• [Instructions for the task]:
Extract all lines that hold "的坐标为" from the records below.

(Dataset entries)
========================================================================

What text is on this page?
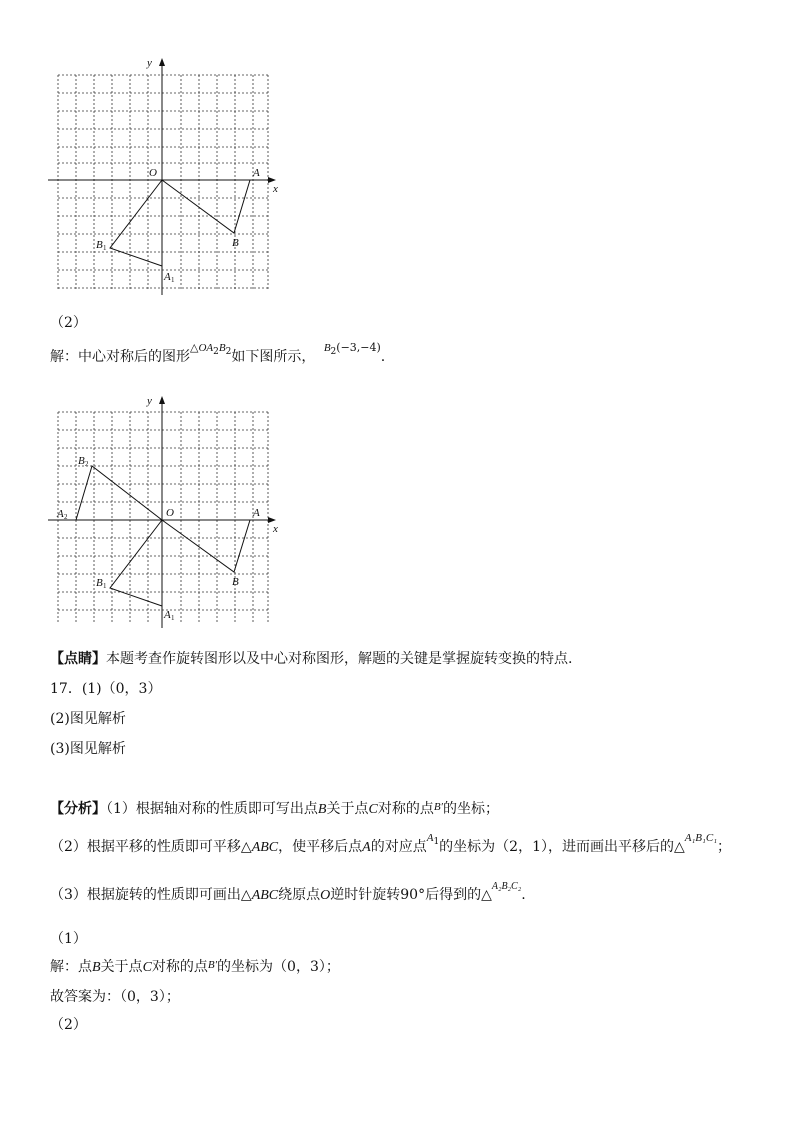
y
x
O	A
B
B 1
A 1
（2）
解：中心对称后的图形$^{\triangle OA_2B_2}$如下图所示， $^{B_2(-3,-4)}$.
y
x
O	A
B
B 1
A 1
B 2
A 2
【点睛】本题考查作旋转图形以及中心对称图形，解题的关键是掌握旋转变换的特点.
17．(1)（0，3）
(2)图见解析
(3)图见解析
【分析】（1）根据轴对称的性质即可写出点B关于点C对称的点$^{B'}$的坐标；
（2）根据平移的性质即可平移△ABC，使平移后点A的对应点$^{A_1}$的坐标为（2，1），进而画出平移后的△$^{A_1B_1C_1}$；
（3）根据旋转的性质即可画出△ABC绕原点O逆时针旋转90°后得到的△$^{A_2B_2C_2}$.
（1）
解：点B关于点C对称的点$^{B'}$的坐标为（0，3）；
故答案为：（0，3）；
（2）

========================================================================

• [The response]:
（2）根据平移的性质即可平移△ABC，使平移后点A的对应点$^{A_1}$的坐标为（2，1），进而画出平移后的△$^{A_1B_1C_1}$；
解：点B关于点C对称的点$^{B'}$的坐标为（0，3）；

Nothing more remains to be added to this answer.